- **What is required**: Search the records for the word "статьи" and pick out every line that has it.

- **Records provided**:
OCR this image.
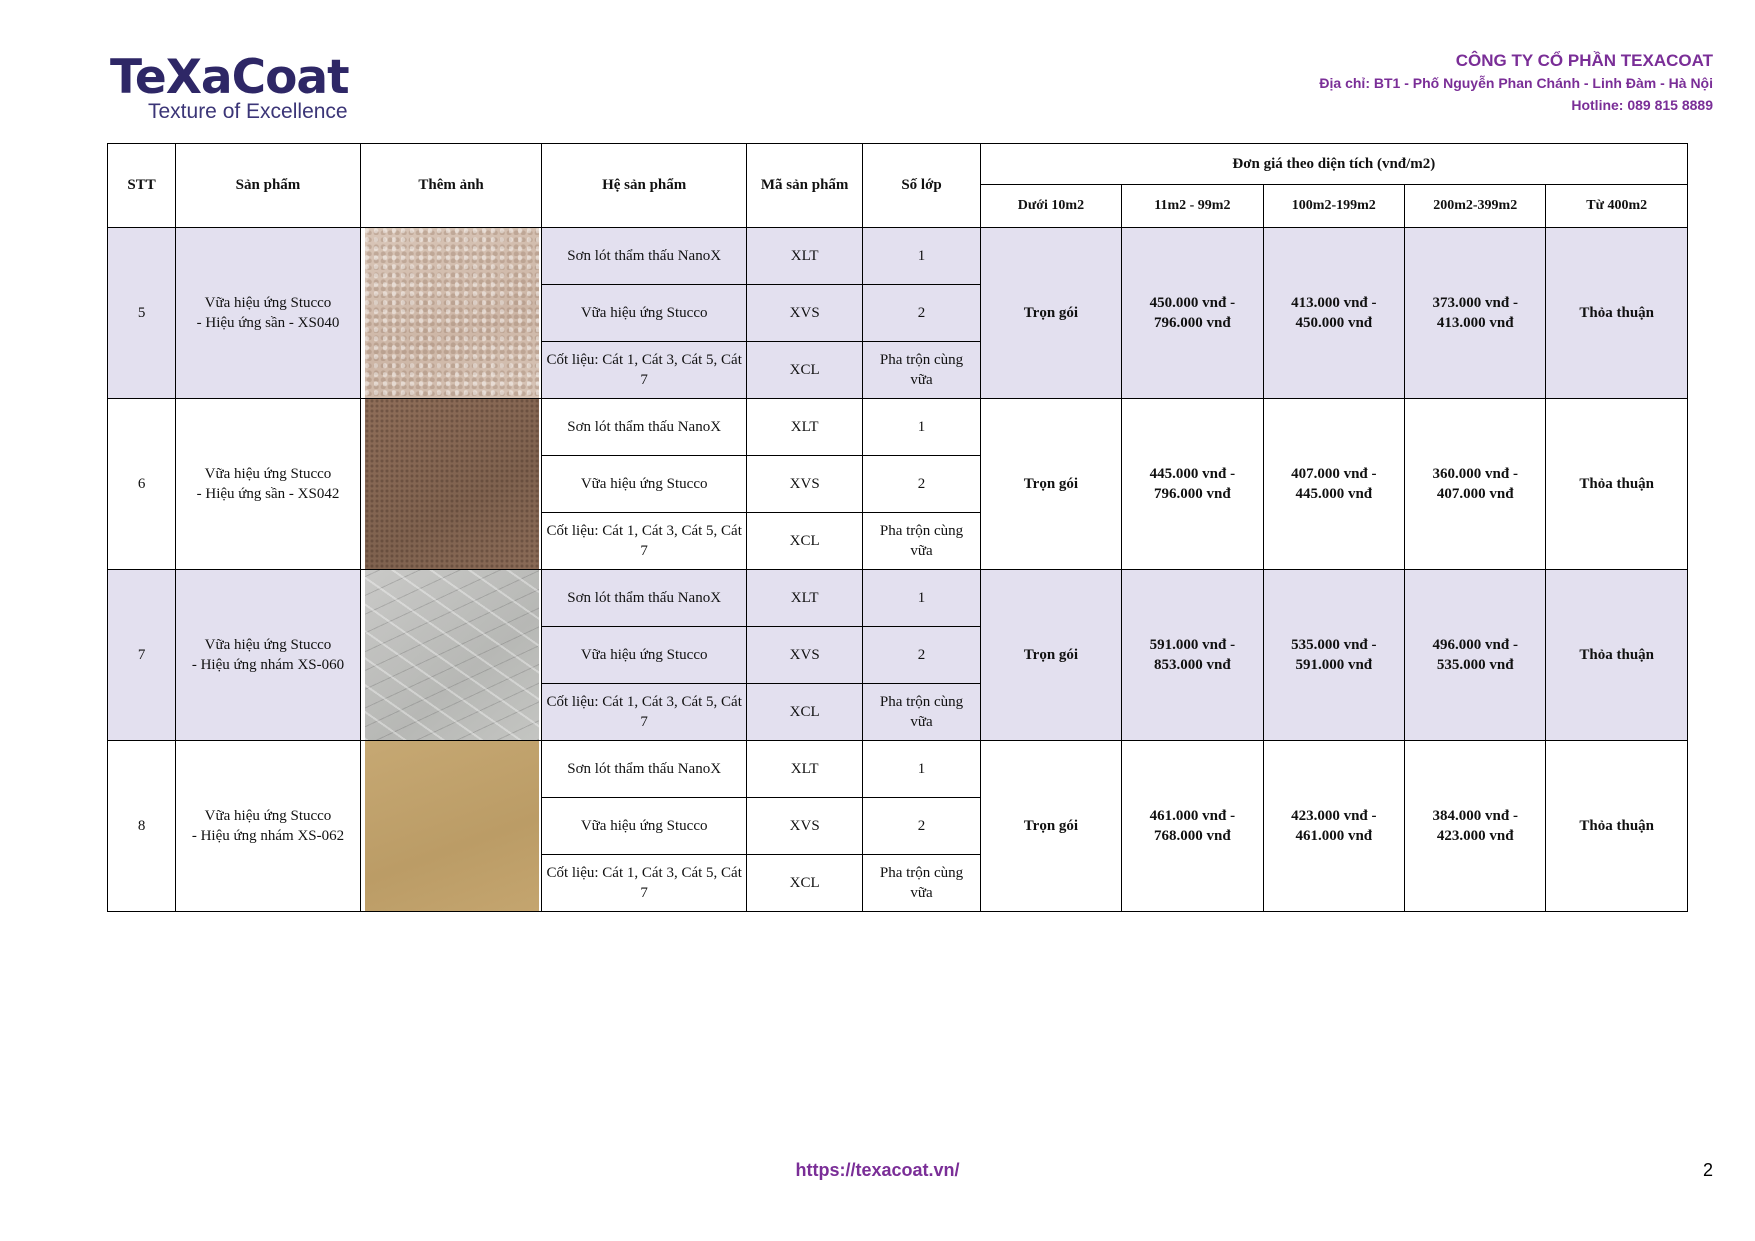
TeXaCoat
Texture of Excellence
CÔNG TY CỔ PHẦN TEXACOAT
Địa chỉ: BT1 - Phố Nguyễn Phan Chánh - Linh Đàm - Hà Nội
Hotline: 089 815 8889
STT	Sản phẩm	Thêm ảnh	Hệ sản phẩm	Mã sản phẩm	Số lớp	Đơn giá theo diện tích (vnđ/m2)				
						Dưới 10m2	11m2 - 99m2	100m2-199m2	200m2-399m2	Từ 400m2
5	Vữa hiệu ứng Stucco
- Hiệu ứng sần - XS040		Sơn lót thẩm thấu NanoX	XLT	1	Trọn gói	450.000 vnđ - 796.000 vnđ	413.000 vnđ - 450.000 vnđ	373.000 vnđ - 413.000 vnđ	Thỏa thuận
			Vữa hiệu ứng Stucco	XVS	2					
			Cốt liệu: Cát 1, Cát 3, Cát 5, Cát 7	XCL	Pha trộn cùng vữa					
6	Vữa hiệu ứng Stucco
- Hiệu ứng sần - XS042		Sơn lót thẩm thấu NanoX	XLT	1	Trọn gói	445.000 vnđ - 796.000 vnđ	407.000 vnđ - 445.000 vnđ	360.000 vnđ - 407.000 vnđ	Thỏa thuận
			Vữa hiệu ứng Stucco	XVS	2					
			Cốt liệu: Cát 1, Cát 3, Cát 5, Cát 7	XCL	Pha trộn cùng vữa					
7	Vữa hiệu ứng Stucco
- Hiệu ứng nhám XS-060		Sơn lót thẩm thấu NanoX	XLT	1	Trọn gói	591.000 vnđ - 853.000 vnđ	535.000 vnđ - 591.000 vnđ	496.000 vnđ - 535.000 vnđ	Thỏa thuận
			Vữa hiệu ứng Stucco	XVS	2					
			Cốt liệu: Cát 1, Cát 3, Cát 5, Cát 7	XCL	Pha trộn cùng vữa					
8	Vữa hiệu ứng Stucco
- Hiệu ứng nhám XS-062		Sơn lót thẩm thấu NanoX	XLT	1	Trọn gói	461.000 vnđ - 768.000 vnđ	423.000 vnđ - 461.000 vnđ	384.000 vnđ - 423.000 vnđ	Thỏa thuận
			Vữa hiệu ứng Stucco	XVS	2					
			Cốt liệu: Cát 1, Cát 3, Cát 5, Cát 7	XCL	Pha trộn cùng vữa					
https://texacoat.vn/	2
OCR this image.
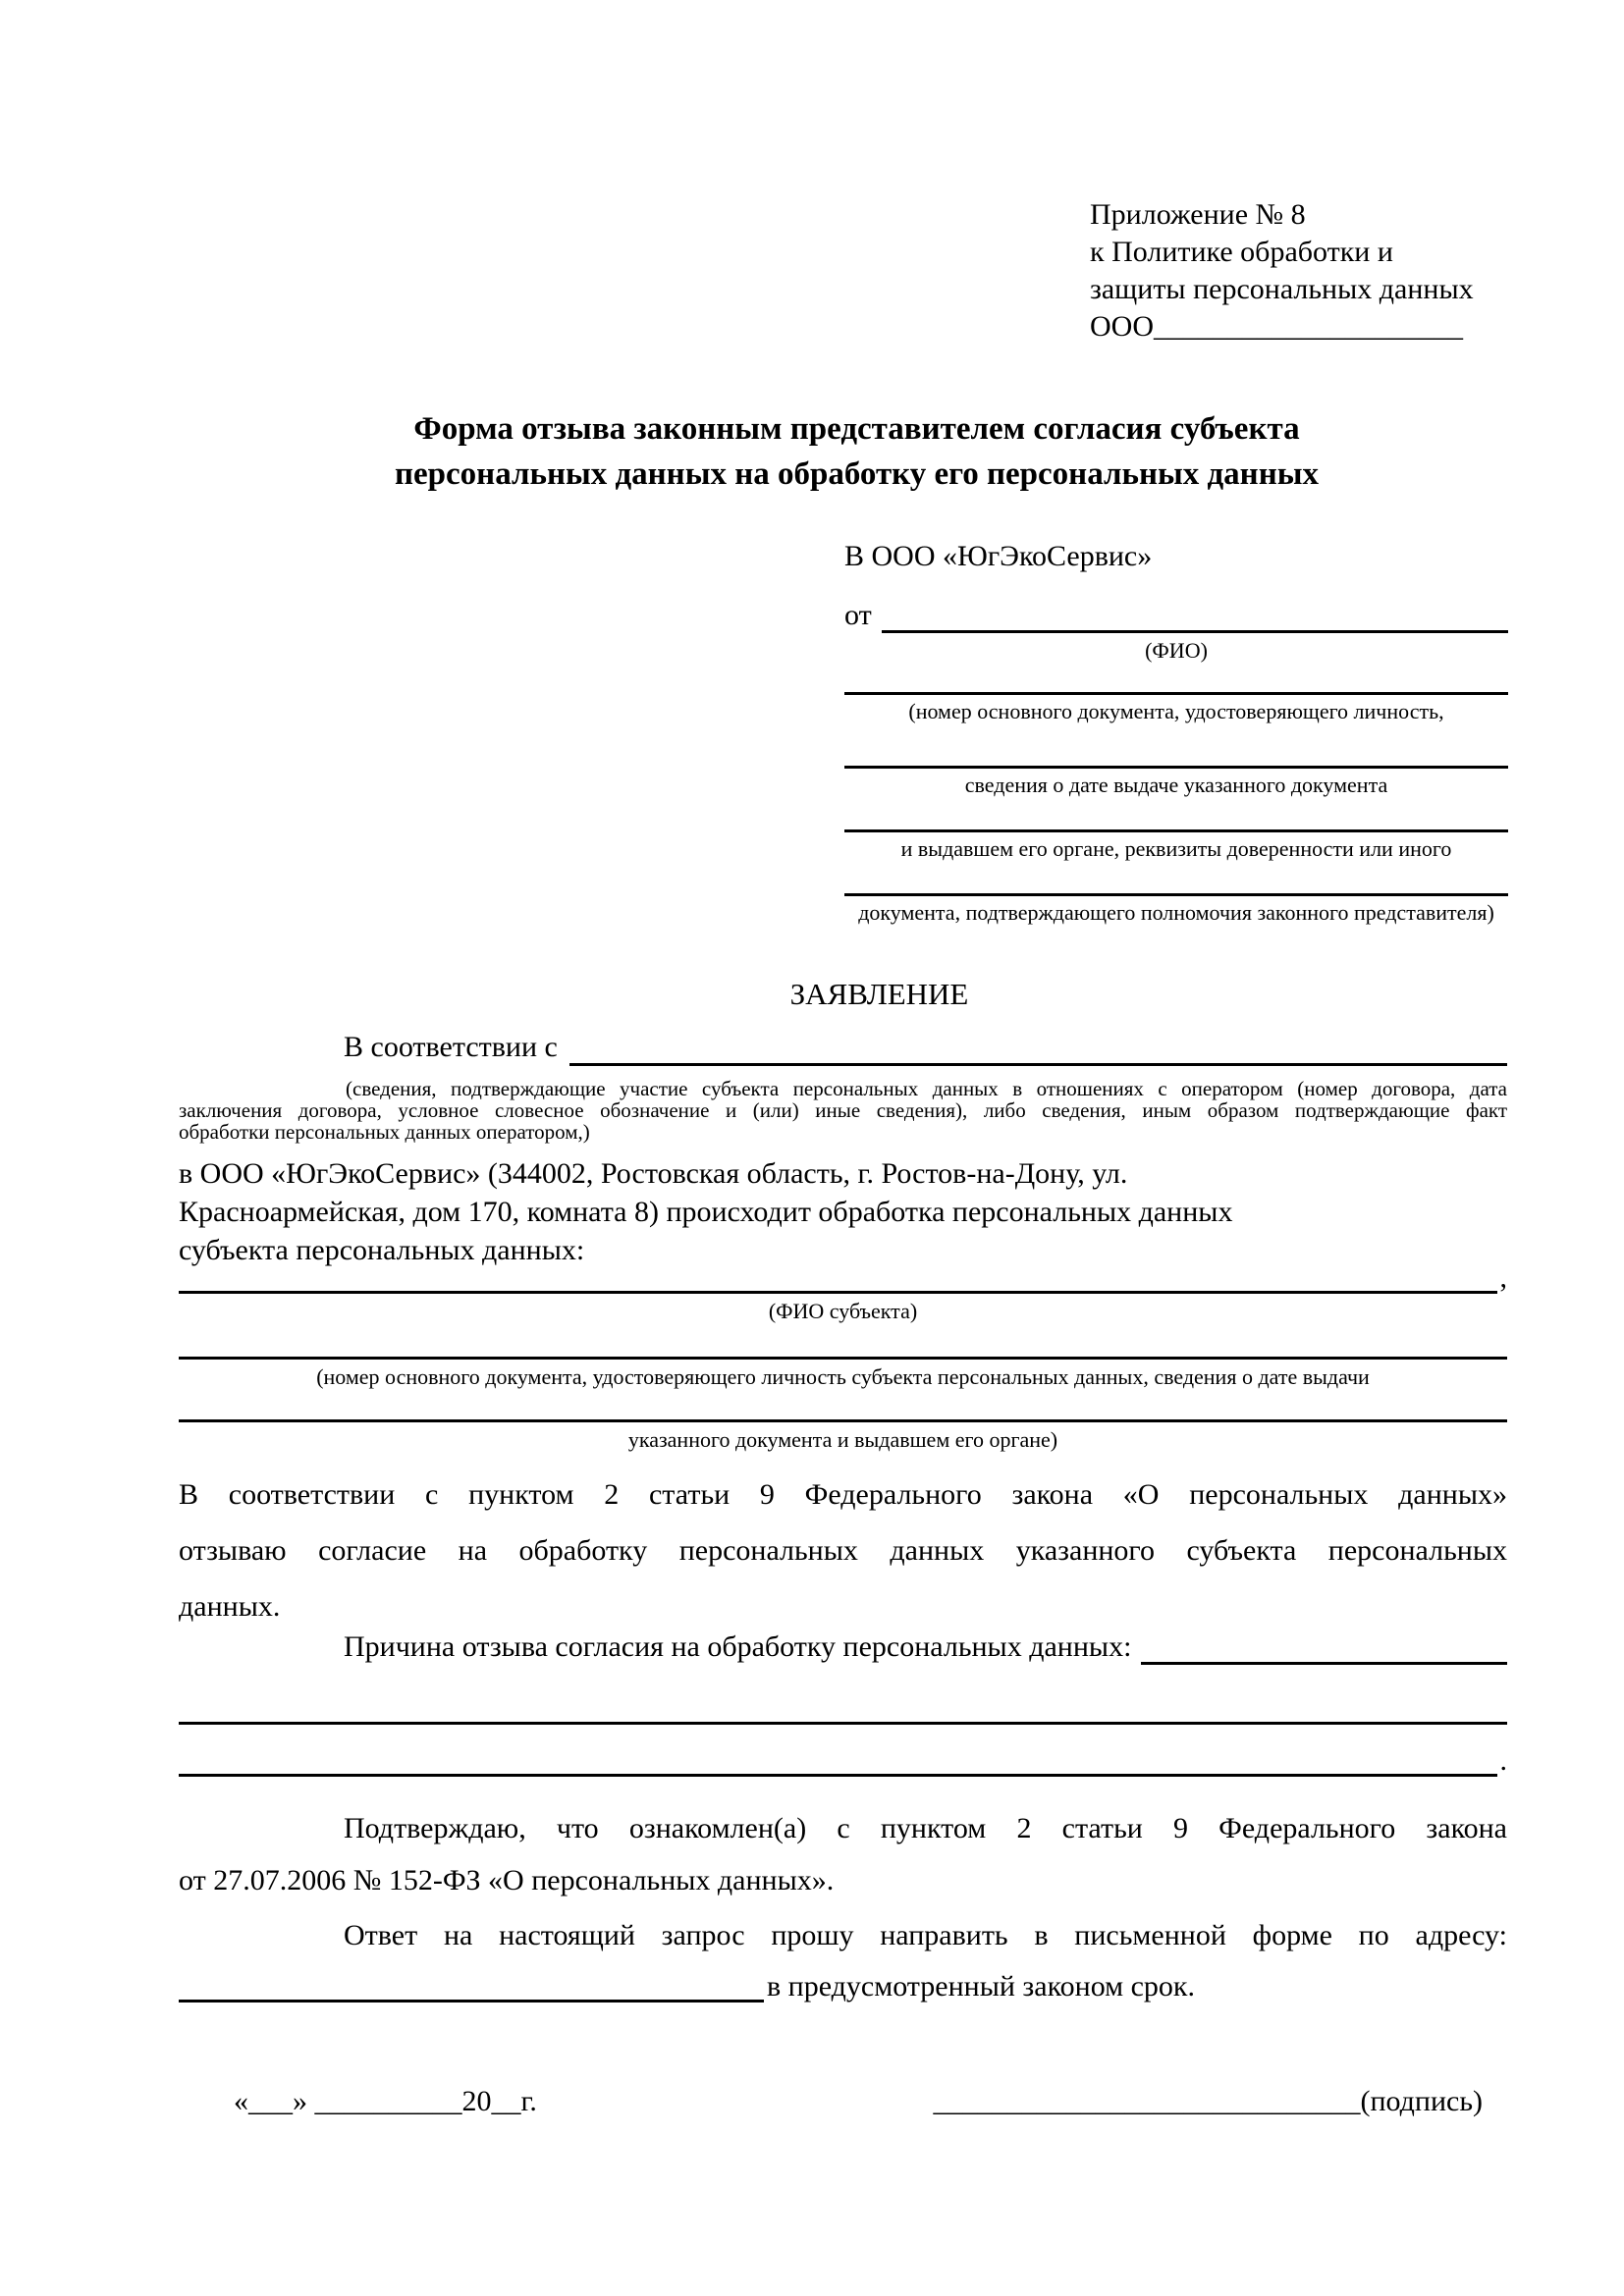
Приложение № 8
к Политике обработки и
защиты персональных данных
ООО_____________________
Форма отзыва законным представителем согласия субъекта
персональных данных на обработку его персональных данных
В ООО «ЮгЭкоСервис»
от
(ФИО)
(номер основного документа, удостоверяющего личность,
сведения о дате выдаче указанного документа
и выдавшем его органе, реквизиты доверенности или иного
документа, подтверждающего полномочия законного представителя)
ЗАЯВЛЕНИЕ
В соответствии с
(сведения, подтверждающие участие субъекта персональных данных в отношениях с оператором (номер договора, дата
заключения договора, условное словесное обозначение и (или) иные сведения), либо сведения, иным образом подтверждающие факт
обработки персональных данных оператором,)
в ООО «ЮгЭкоСервис» (344002, Ростовская область, г. Ростов-на-Дону, ул.
Красноармейская, дом 170, комната 8) происходит обработка персональных данных
субъекта персональных данных:
,
(ФИО субъекта)
(номер основного документа, удостоверяющего личность субъекта персональных данных, сведения о дате выдачи
указанного документа и выдавшем его органе)
В соответствии с пунктом 2 статьи 9 Федерального закона «О персональных данных»
отзываю согласие на обработку персональных данных указанного субъекта персональных
данных.
Причина отзыва согласия на обработку персональных данных:
.
Подтверждаю, что ознакомлен(а) с пунктом 2 статьи 9 Федерального закона
от 27.07.2006 № 152-ФЗ «О персональных данных».
Ответ на настоящий запрос прошу направить в письменной форме по адресу:
в предусмотренный законом срок.
«___» __________20__г.	_____________________________(подпись)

- **The response**:
В соответствии с пунктом 2 статьи 9 Федерального закона «О персональных данных»
Подтверждаю, что ознакомлен(а) с пунктом 2 статьи 9 Федерального закона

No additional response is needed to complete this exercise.